Set exercise: Keep the pictures out of the copy and repeat the records exactly.
begin Supplied entries
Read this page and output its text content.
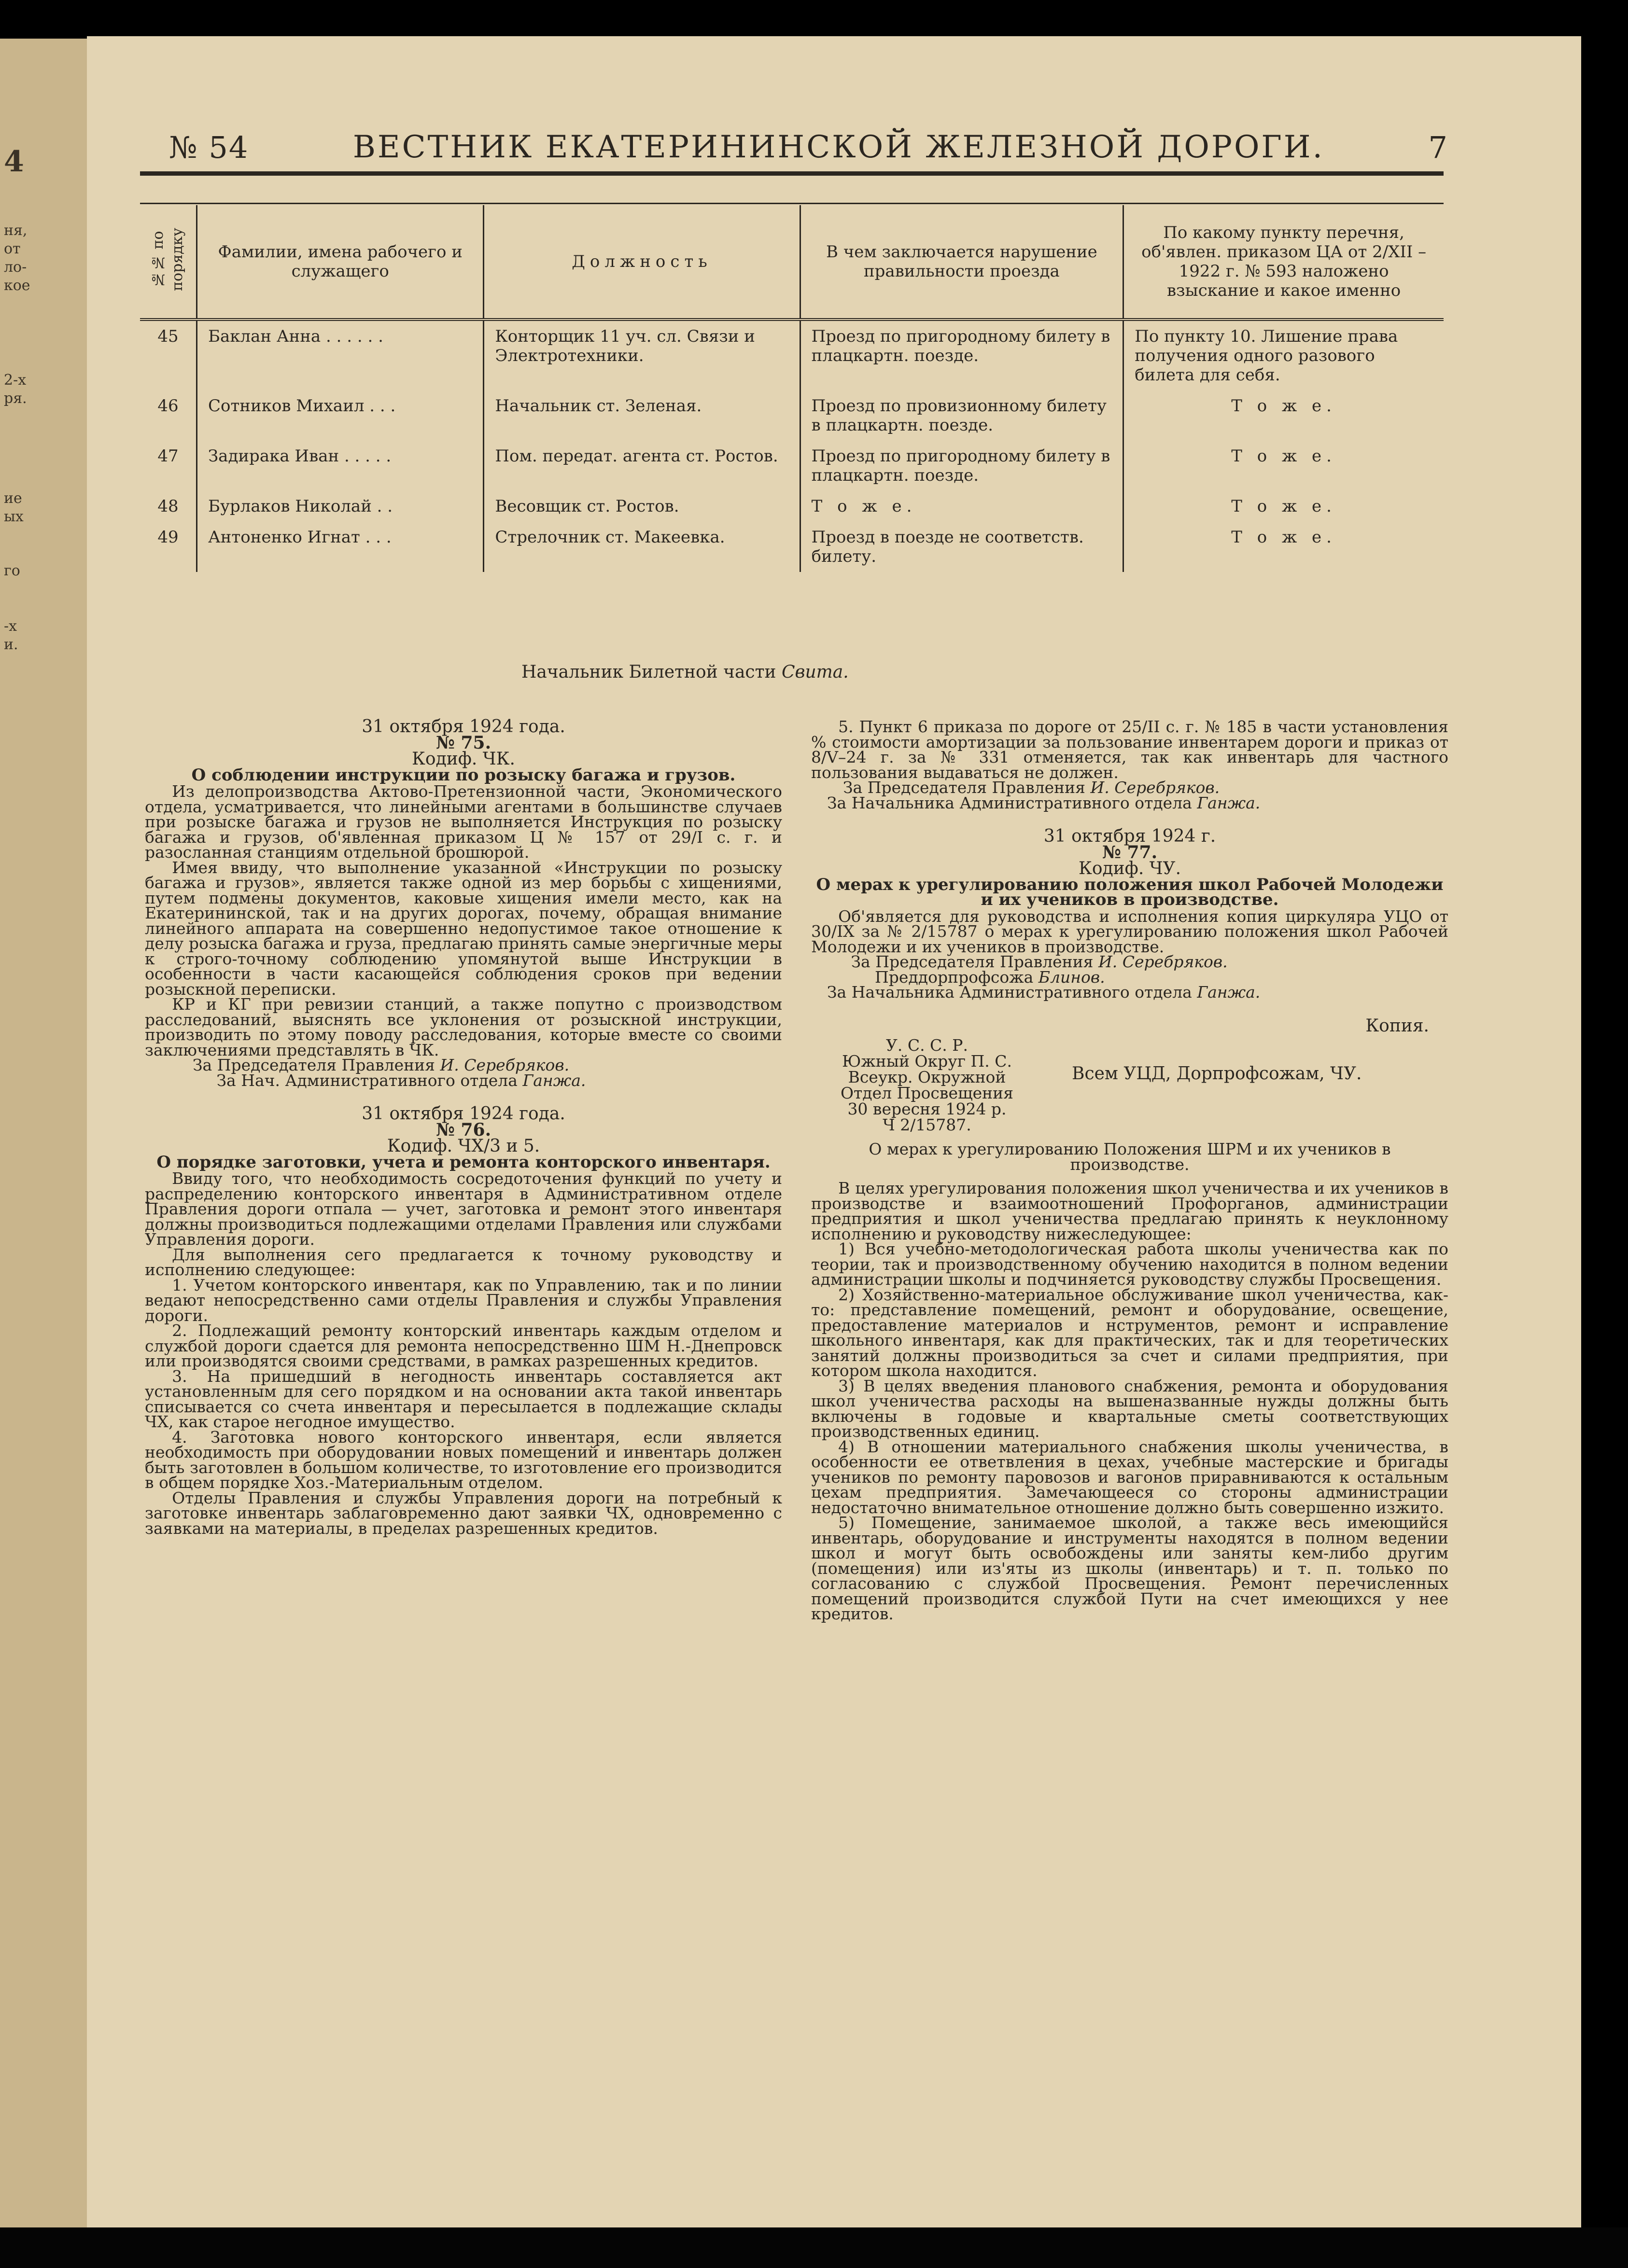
4
ня,
от
ло-
кое
2-х
ря.
ие
ых
го
-х
и.
№ 54	ВЕСТНИК ЕКАТЕРИНИНСКОЙ ЖЕЛЕЗНОЙ ДОРОГИ.	7
№№ по порядку	Фамилии, имена рабочего и служащего	Должность	В чем заключается нарушение правильности проезда	По какому пункту перечня, об'явлен. приказом ЦА от 2/XII –1922 г. № 593 наложено взыскание и какое именно
45	Баклан Анна . . . . . .	Конторщик 11 уч. сл. Связи и Электротехники.	Проезд по пригородному билету в плацкартн. поезде.	По пункту 10. Лишение права получения одного разового билета для себя.
46	Сотников Михаил . . .	Начальник ст. Зеленая.	Проезд по провизионному билету в плацкартн. поезде.	Т о ж е.
47	Задирака Иван . . . . .	Пом. передат. агента ст. Ростов.	Проезд по пригородному билету в плацкартн. поезде.	Т о ж е.
48	Бурлаков Николай . .	Весовщик ст. Ростов.	Т о ж е.	Т о ж е.
49	Антоненко Игнат . . .	Стрелочник ст. Макеевка.	Проезд в поезде не соответств. билету.	Т о ж е.
Начальник Билетной части Свита.

31 октября 1924 года.

№ 75.

Кодиф. ЧК.

О соблюдении инструкции по розыску багажа и грузов.

Из делопроизводства Актово-Претензионной части, Экономического отдела, усматривается, что линейными агентами в большинстве случаев при розыске багажа и грузов не выполняется Инструкция по розыску багажа и грузов, об'явленная приказом Ц № 157 от 29/I с. г. и разосланная станциям отдельной брошюрой.

Имея ввиду, что выполнение указанной «Инструкции по розыску багажа и грузов», является также одной из мер борьбы с хищениями, путем подмены документов, каковые хищения имели место, как на Екатерининской, так и на других дорогах, почему, обращая внимание линейного аппарата на совершенно недопустимое такое отношение к делу розыска багажа и груза, предлагаю принять самые энергичные меры к строго-точному соблюдению упомянутой выше Инструкции в особенности в части касающейся соблюдения сроков при ведении розыскной переписки.

КР и КГ при ревизии станций, а также попутно с производством расследований, выяснять все уклонения от розыскной инструкции, производить по этому поводу расследования, которые вместе со своими заключениями представлять в ЧК.

За Председателя Правления И. Серебряков.

За Нач. Административного отдела Ганжа.

31 октября 1924 года.

№ 76.

Кодиф. ЧХ/3 и 5.

О порядке заготовки, учета и ремонта конторского инвентаря.

Ввиду того, что необходимость сосредоточения функций по учету и распределению конторского инвентаря в Административном отделе Правления дороги отпала — учет, заготовка и ремонт этого инвентаря должны производиться подлежащими отделами Правления или службами Управления дороги.

Для выполнения сего предлагается к точному руководству и исполнению следующее:

1. Учетом конторского инвентаря, как по Управлению, так и по линии ведают непосредственно сами отделы Правления и службы Управления дороги.

2. Подлежащий ремонту конторский инвентарь каждым отделом и службой дороги сдается для ремонта непосредственно ШМ Н.-Днепровск или производятся своими средствами, в рамках разрешенных кредитов.

3. На пришедший в негодность инвентарь составляется акт установленным для сего порядком и на основании акта такой инвентарь списывается со счета инвентаря и пересылается в подлежащие склады ЧХ, как старое негодное имущество.

4. Заготовка нового конторского инвентаря, если является необходимость при оборудовании новых помещений и инвентарь должен быть заготовлен в большом количестве, то изготовление его производится в общем порядке Хоз.-Материальным отделом.

Отделы Правления и службы Управления дороги на потребный к заготовке инвентарь заблаговременно дают заявки ЧХ, одновременно с заявками на материалы, в пределах разрешенных кредитов.

5. Пункт 6 приказа по дороге от 25/II с. г. № 185 в части установления % стоимости амортизации за пользование инвентарем дороги и приказ от 8/V–24 г. за № 331 отменяется, так как инвентарь для частного пользования выдаваться не должен.

За Председателя Правления И. Серебряков.

За Начальника Административного отдела Ганжа.

31 октября 1924 г.

№ 77.

Кодиф. ЧУ.

О мерах к урегулированию положения школ Рабочей Молодежи и их учеников в производстве.

Об'является для руководства и исполнения копия циркуляра УЦО от 30/IX за № 2/15787 о мерах к урегулированию положения школ Рабочей Молодежи и их учеников в производстве.

За Председателя Правления И. Серебряков.

Преддорпрофсожа Блинов.

За Начальника Административного отдела Ганжа.

Копия.

У. С. С. Р.
Южный Округ П. С.
Всеукр. Окружной
Отдел Просвещения
30 вересня 1924 р.
Ч 2/15787.
Всем УЦД, Дорпрофсожам, ЧУ.

О мерах к урегулированию Положения ШРМ и их учеников в производстве.

В целях урегулирования положения школ ученичества и их учеников в производстве и взаимоотношений Профорганов, администрации предприятия и школ ученичества предлагаю принять к неуклонному исполнению и руководству нижеследующее:

1) Вся учебно-методологическая работа школы ученичества как по теории, так и производственному обучению находится в полном ведении администрации школы и подчиняется руководству службы Просвещения.

2) Хозяйственно-материальное обслуживание школ ученичества, как-то: представление помещений, ремонт и оборудование, освещение, предоставление материалов и нструментов, ремонт и исправление школьного инвентаря, как для практических, так и для теоретических занятий должны производиться за счет и силами предприятия, при котором школа находится.

3) В целях введения планового снабжения, ремонта и оборудования школ ученичества расходы на вышеназванные нужды должны быть включены в годовые и квартальные сметы соответствующих производственных единиц.

4) В отношении материального снабжения школы ученичества, в особенности ее ответвления в цехах, учебные мастерские и бригады учеников по ремонту паровозов и вагонов приравниваются к остальным цехам предприятия. Замечающееся со стороны администрации недостаточно внимательное отношение должно быть совершенно изжито.

5) Помещение, занимаемое школой, а также весь имеющийся инвентарь, оборудование и инструменты находятся в полном ведении школ и могут быть освобождены или заняты кем-либо другим (помещения) или из'яты из школы (инвентарь) и т. п. только по согласованию с службой Просвещения. Ремонт перечисленных помещений производится службой Пути на счет имеющихся у нее кредитов.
end Supplied entries
Response below:
Read this page and output its text content.
4
ня,
от
ло-
кое
2-х
ря.
ие
ых
го
-х
и.
№ 54	ВЕСТНИК ЕКАТЕРИНИНСКОЙ ЖЕЛЕЗНОЙ ДОРОГИ.	7
№№ по порядку	Фамилии, имена рабочего и служащего	Должность	В чем заключается нарушение правильности проезда	По какому пункту перечня, об'явлен. приказом ЦА от 2/XII –1922 г. № 593 наложено взыскание и какое именно
45	Баклан Анна . . . . . .	Конторщик 11 уч. сл. Связи и Электротехники.	Проезд по пригородному билету в плацкартн. поезде.	По пункту 10. Лишение права получения одного разового билета для себя.
46	Сотников Михаил . . .	Начальник ст. Зеленая.	Проезд по провизионному билету в плацкартн. поезде.	Т о ж е.
47	Задирака Иван . . . . .	Пом. передат. агента ст. Ростов.	Проезд по пригородному билету в плацкартн. поезде.	Т о ж е.
48	Бурлаков Николай . .	Весовщик ст. Ростов.	Т о ж е.	Т о ж е.
49	Антоненко Игнат . . .	Стрелочник ст. Макеевка.	Проезд в поезде не соответств. билету.	Т о ж е.
Начальник Билетной части Свита.

31 октября 1924 года.

№ 75.

Кодиф. ЧК.

О соблюдении инструкции по розыску багажа и грузов.

Из делопроизводства Актово-Претензионной части, Экономического отдела, усматривается, что линейными агентами в большинстве случаев при розыске багажа и грузов не выполняется Инструкция по розыску багажа и грузов, об'явленная приказом Ц № 157 от 29/I с. г. и разосланная станциям отдельной брошюрой.

Имея ввиду, что выполнение указанной «Инструкции по розыску багажа и грузов», является также одной из мер борьбы с хищениями, путем подмены документов, каковые хищения имели место, как на Екатерининской, так и на других дорогах, почему, обращая внимание линейного аппарата на совершенно недопустимое такое отношение к делу розыска багажа и груза, предлагаю принять самые энергичные меры к строго-точному соблюдению упомянутой выше Инструкции в особенности в части касающейся соблюдения сроков при ведении розыскной переписки.

КР и КГ при ревизии станций, а также попутно с производством расследований, выяснять все уклонения от розыскной инструкции, производить по этому поводу расследования, которые вместе со своими заключениями представлять в ЧК.

За Председателя Правления И. Серебряков.

За Нач. Административного отдела Ганжа.

31 октября 1924 года.

№ 76.

Кодиф. ЧХ/3 и 5.

О порядке заготовки, учета и ремонта конторского инвентаря.

Ввиду того, что необходимость сосредоточения функций по учету и распределению конторского инвентаря в Административном отделе Правления дороги отпала — учет, заготовка и ремонт этого инвентаря должны производиться подлежащими отделами Правления или службами Управления дороги.

Для выполнения сего предлагается к точному руководству и исполнению следующее:

1. Учетом конторского инвентаря, как по Управлению, так и по линии ведают непосредственно сами отделы Правления и службы Управления дороги.

2. Подлежащий ремонту конторский инвентарь каждым отделом и службой дороги сдается для ремонта непосредственно ШМ Н.-Днепровск или производятся своими средствами, в рамках разрешенных кредитов.

3. На пришедший в негодность инвентарь составляется акт установленным для сего порядком и на основании акта такой инвентарь списывается со счета инвентаря и пересылается в подлежащие склады ЧХ, как старое негодное имущество.

4. Заготовка нового конторского инвентаря, если является необходимость при оборудовании новых помещений и инвентарь должен быть заготовлен в большом количестве, то изготовление его производится в общем порядке Хоз.-Материальным отделом.

Отделы Правления и службы Управления дороги на потребный к заготовке инвентарь заблаговременно дают заявки ЧХ, одновременно с заявками на материалы, в пределах разрешенных кредитов.

5. Пункт 6 приказа по дороге от 25/II с. г. № 185 в части установления % стоимости амортизации за пользование инвентарем дороги и приказ от 8/V–24 г. за № 331 отменяется, так как инвентарь для частного пользования выдаваться не должен.

За Председателя Правления И. Серебряков.

За Начальника Административного отдела Ганжа.

31 октября 1924 г.

№ 77.

Кодиф. ЧУ.

О мерах к урегулированию положения школ Рабочей Молодежи и их учеников в производстве.

Об'является для руководства и исполнения копия циркуляра УЦО от 30/IX за № 2/15787 о мерах к урегулированию положения школ Рабочей Молодежи и их учеников в производстве.

За Председателя Правления И. Серебряков.

Преддорпрофсожа Блинов.

За Начальника Административного отдела Ганжа.

Копия.

У. С. С. Р.
Южный Округ П. С.
Всеукр. Окружной
Отдел Просвещения
30 вересня 1924 р.
Ч 2/15787.
Всем УЦД, Дорпрофсожам, ЧУ.

О мерах к урегулированию Положения ШРМ и их учеников в производстве.

В целях урегулирования положения школ ученичества и их учеников в производстве и взаимоотношений Профорганов, администрации предприятия и школ ученичества предлагаю принять к неуклонному исполнению и руководству нижеследующее:

1) Вся учебно-методологическая работа школы ученичества как по теории, так и производственному обучению находится в полном ведении администрации школы и подчиняется руководству службы Просвещения.

2) Хозяйственно-материальное обслуживание школ ученичества, как-то: представление помещений, ремонт и оборудование, освещение, предоставление материалов и нструментов, ремонт и исправление школьного инвентаря, как для практических, так и для теоретических занятий должны производиться за счет и силами предприятия, при котором школа находится.

3) В целях введения планового снабжения, ремонта и оборудования школ ученичества расходы на вышеназванные нужды должны быть включены в годовые и квартальные сметы соответствующих производственных единиц.

4) В отношении материального снабжения школы ученичества, в особенности ее ответвления в цехах, учебные мастерские и бригады учеников по ремонту паровозов и вагонов приравниваются к остальным цехам предприятия. Замечающееся со стороны администрации недостаточно внимательное отношение должно быть совершенно изжито.

5) Помещение, занимаемое школой, а также весь имеющийся инвентарь, оборудование и инструменты находятся в полном ведении школ и могут быть освобождены или заняты кем-либо другим (помещения) или из'яты из школы (инвентарь) и т. п. только по согласованию с службой Просвещения. Ремонт перечисленных помещений производится службой Пути на счет имеющихся у нее кредитов.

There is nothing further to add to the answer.